Given exercise
Write the material out again exactly as it stands.
--- Given information ---
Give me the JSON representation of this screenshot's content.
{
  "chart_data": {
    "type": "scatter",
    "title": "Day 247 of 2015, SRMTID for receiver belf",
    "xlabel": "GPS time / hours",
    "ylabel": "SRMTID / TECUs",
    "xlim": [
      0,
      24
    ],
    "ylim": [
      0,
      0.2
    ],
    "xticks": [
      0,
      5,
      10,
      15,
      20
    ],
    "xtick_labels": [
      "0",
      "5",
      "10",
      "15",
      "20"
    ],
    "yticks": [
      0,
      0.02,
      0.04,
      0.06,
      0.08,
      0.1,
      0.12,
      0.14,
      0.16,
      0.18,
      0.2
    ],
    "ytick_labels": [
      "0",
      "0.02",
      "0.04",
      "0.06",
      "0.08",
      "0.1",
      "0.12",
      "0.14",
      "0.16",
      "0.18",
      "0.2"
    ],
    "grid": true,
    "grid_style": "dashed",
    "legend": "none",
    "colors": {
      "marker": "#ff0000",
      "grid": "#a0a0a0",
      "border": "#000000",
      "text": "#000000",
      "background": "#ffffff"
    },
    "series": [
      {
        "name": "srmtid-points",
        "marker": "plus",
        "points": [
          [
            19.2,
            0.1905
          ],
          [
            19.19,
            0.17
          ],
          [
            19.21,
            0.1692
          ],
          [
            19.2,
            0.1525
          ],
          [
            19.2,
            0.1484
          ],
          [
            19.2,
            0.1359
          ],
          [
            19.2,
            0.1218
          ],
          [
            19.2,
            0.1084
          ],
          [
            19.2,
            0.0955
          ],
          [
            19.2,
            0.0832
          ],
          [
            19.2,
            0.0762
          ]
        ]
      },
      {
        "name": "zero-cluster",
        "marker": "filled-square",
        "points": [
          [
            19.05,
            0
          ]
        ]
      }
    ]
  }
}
---
Task output
Give me the JSON representation of this screenshot's content.
{
  "chart_data": {
    "type": "scatter",
    "title": "Day 247 of 2015, SRMTID for receiver belf",
    "xlabel": "GPS time / hours",
    "ylabel": "SRMTID / TECUs",
    "xlim": [
      0,
      24
    ],
    "ylim": [
      0,
      0.2
    ],
    "xticks": [
      0,
      5,
      10,
      15,
      20
    ],
    "xtick_labels": [
      "0",
      "5",
      "10",
      "15",
      "20"
    ],
    "yticks": [
      0,
      0.02,
      0.04,
      0.06,
      0.08,
      0.1,
      0.12,
      0.14,
      0.16,
      0.18,
      0.2
    ],
    "ytick_labels": [
      "0",
      "0.02",
      "0.04",
      "0.06",
      "0.08",
      "0.1",
      "0.12",
      "0.14",
      "0.16",
      "0.18",
      "0.2"
    ],
    "grid": true,
    "grid_style": "dashed",
    "legend": "none",
    "colors": {
      "marker": "#ff0000",
      "grid": "#a0a0a0",
      "border": "#000000",
      "text": "#000000",
      "background": "#ffffff"
    },
    "series": [
      {
        "name": "srmtid-points",
        "marker": "plus",
        "points": [
          [
            19.2,
            0.1905
          ],
          [
            19.19,
            0.17
          ],
          [
            19.21,
            0.1692
          ],
          [
            19.2,
            0.1525
          ],
          [
            19.2,
            0.1484
          ],
          [
            19.2,
            0.1359
          ],
          [
            19.2,
            0.1218
          ],
          [
            19.2,
            0.1084
          ],
          [
            19.2,
            0.0955
          ],
          [
            19.2,
            0.0832
          ],
          [
            19.2,
            0.0762
          ]
        ]
      },
      {
        "name": "zero-cluster",
        "marker": "filled-square",
        "points": [
          [
            19.05,
            0
          ]
        ]
      }
    ]
  }
}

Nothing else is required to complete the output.